● **Written task**
Track down every line below that holds "Lambert" and copy it.

● **Data to use**
====
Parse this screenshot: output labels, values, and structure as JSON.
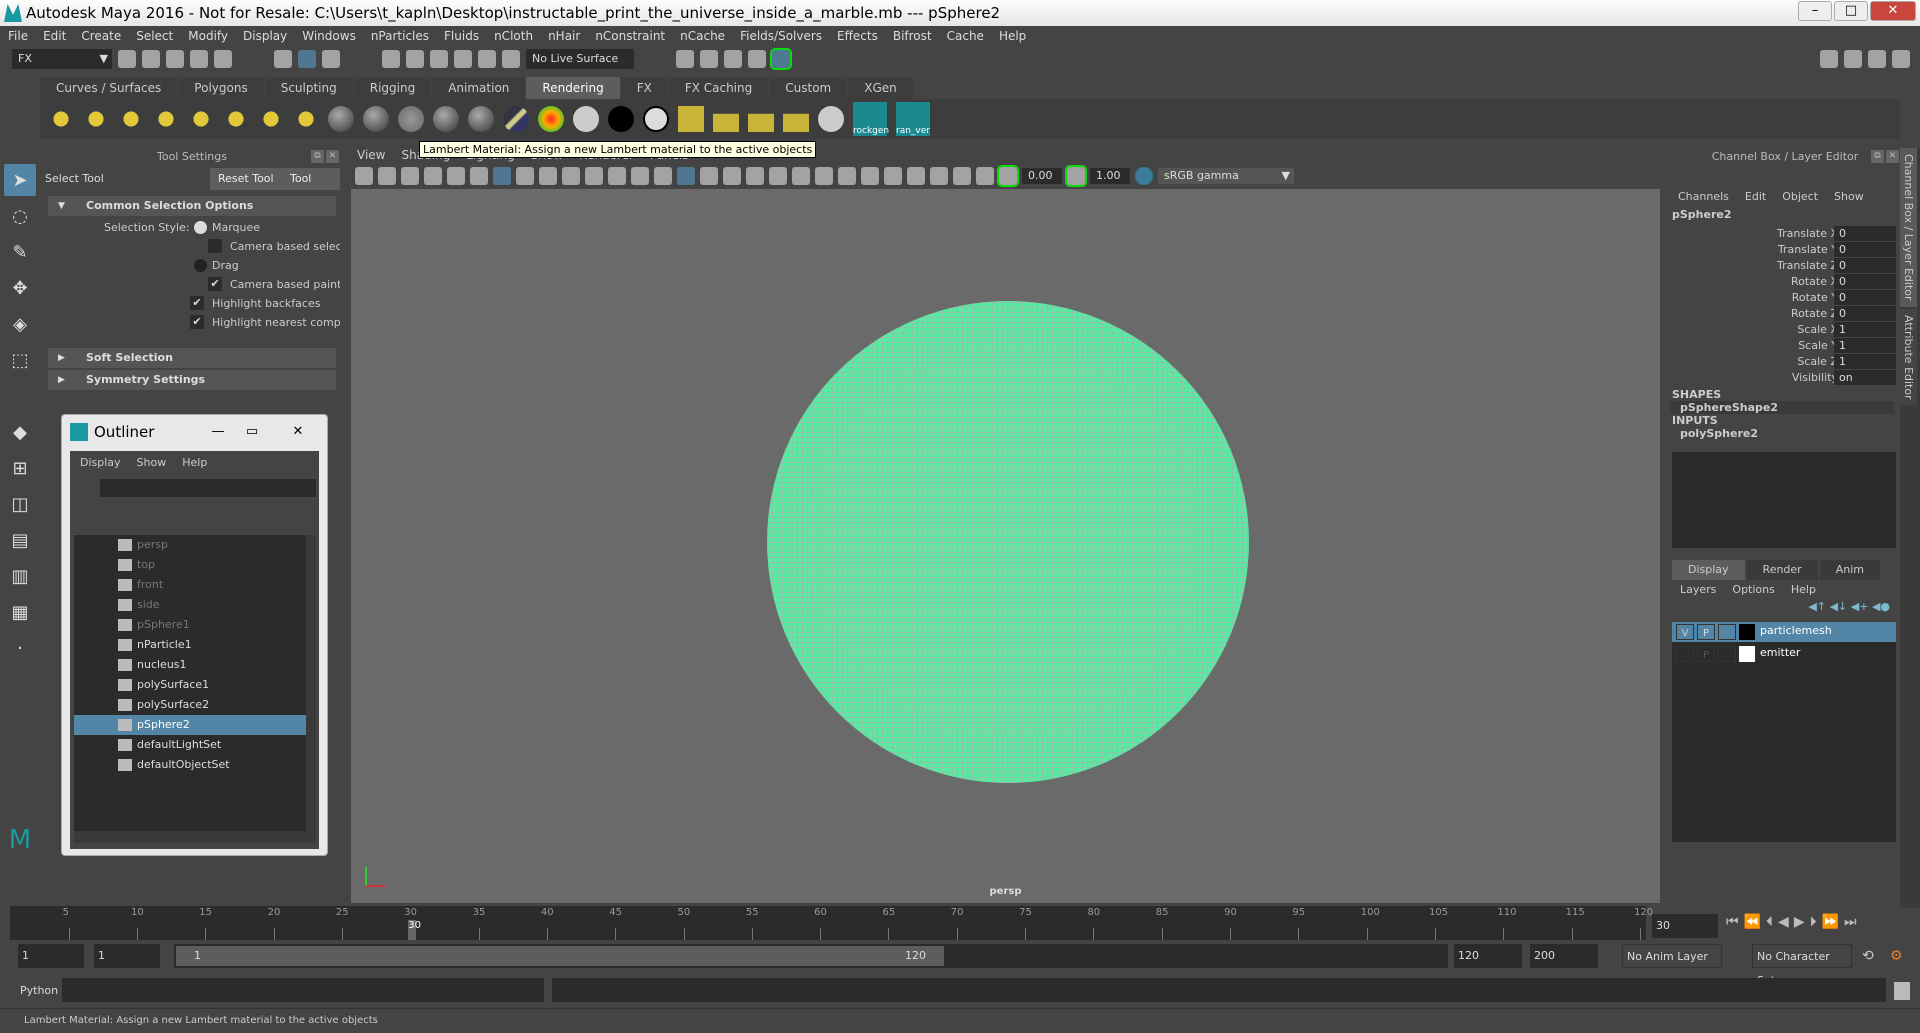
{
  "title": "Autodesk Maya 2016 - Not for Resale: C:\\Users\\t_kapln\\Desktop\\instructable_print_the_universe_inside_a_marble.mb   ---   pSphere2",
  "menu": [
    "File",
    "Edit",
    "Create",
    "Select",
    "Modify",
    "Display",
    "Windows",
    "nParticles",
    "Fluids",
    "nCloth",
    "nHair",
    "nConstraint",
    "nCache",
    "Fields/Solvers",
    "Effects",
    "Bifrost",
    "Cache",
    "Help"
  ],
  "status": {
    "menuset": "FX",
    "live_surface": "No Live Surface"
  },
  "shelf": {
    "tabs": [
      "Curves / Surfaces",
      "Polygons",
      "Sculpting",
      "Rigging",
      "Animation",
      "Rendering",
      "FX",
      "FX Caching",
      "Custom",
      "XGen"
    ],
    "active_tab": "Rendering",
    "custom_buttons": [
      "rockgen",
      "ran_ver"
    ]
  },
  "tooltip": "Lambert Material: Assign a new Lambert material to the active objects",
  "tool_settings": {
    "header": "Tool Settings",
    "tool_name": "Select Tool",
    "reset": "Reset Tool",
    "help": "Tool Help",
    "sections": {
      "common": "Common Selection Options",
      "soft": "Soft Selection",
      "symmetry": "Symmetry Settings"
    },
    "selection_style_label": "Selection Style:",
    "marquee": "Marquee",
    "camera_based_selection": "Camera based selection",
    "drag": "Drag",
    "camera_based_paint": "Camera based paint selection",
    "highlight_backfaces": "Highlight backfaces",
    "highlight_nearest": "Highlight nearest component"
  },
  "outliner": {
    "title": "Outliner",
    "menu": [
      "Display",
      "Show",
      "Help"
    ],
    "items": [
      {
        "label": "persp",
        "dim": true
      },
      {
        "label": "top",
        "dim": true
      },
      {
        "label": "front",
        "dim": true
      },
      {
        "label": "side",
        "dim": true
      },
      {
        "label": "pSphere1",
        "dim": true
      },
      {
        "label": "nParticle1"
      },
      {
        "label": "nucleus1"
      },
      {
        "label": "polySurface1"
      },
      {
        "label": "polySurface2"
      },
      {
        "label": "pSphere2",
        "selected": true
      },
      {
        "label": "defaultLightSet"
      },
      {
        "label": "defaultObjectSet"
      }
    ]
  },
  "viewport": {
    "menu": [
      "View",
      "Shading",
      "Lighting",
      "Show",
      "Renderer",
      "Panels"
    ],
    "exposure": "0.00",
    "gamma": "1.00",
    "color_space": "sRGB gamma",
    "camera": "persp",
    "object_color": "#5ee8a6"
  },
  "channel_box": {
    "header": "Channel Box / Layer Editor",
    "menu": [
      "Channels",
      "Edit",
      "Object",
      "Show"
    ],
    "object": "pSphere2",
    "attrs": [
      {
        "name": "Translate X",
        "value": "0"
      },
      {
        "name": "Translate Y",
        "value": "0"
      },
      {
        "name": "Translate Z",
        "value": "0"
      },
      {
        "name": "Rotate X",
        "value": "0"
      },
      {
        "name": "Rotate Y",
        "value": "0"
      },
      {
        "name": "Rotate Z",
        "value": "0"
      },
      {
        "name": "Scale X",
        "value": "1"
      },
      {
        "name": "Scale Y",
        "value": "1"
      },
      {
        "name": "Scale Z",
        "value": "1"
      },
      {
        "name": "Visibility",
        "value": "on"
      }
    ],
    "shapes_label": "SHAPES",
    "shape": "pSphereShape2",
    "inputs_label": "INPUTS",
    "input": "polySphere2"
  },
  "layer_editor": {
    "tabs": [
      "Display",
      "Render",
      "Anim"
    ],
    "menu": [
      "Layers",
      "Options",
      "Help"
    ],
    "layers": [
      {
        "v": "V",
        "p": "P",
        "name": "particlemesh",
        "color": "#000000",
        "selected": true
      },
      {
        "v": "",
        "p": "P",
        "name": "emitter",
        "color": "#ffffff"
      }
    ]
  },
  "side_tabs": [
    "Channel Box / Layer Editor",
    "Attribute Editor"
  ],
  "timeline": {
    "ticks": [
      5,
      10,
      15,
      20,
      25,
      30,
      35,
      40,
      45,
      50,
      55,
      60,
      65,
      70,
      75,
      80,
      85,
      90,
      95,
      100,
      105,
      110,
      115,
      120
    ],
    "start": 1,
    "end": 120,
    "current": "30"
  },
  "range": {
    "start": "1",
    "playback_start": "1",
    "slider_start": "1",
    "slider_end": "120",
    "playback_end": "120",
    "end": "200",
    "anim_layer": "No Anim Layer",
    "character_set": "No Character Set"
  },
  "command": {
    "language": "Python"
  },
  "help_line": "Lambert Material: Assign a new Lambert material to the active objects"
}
====
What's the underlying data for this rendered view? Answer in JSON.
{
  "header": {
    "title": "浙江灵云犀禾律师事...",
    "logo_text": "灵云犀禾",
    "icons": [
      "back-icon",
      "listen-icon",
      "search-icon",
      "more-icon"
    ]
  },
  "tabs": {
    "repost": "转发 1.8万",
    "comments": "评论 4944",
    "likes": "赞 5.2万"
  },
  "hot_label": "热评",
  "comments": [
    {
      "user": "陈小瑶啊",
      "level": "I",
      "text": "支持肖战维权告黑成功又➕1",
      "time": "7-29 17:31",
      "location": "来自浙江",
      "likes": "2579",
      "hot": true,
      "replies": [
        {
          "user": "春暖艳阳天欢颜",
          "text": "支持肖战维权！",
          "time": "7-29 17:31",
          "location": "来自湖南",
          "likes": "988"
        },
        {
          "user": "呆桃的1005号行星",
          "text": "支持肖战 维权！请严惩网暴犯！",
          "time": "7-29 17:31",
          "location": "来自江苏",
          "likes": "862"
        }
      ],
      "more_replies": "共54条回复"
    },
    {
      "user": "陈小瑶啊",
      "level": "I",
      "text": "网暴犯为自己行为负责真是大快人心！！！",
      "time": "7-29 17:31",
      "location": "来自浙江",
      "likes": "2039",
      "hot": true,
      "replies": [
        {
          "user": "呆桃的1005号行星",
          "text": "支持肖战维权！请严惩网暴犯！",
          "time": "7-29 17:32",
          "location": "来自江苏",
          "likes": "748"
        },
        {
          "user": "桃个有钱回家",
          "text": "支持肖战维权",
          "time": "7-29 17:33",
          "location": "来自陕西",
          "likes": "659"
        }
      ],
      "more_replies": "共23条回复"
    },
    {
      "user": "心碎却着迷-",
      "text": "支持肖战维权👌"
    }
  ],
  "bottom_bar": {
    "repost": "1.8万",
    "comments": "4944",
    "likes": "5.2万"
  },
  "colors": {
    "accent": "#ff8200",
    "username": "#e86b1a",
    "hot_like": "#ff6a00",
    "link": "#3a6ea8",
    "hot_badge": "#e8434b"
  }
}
====
● **Solution to this problem**
  "tooltip": "Lambert Material: Assign a new Lambert material to the active objects",
  "help_line": "Lambert Material: Assign a new Lambert material to the active objects"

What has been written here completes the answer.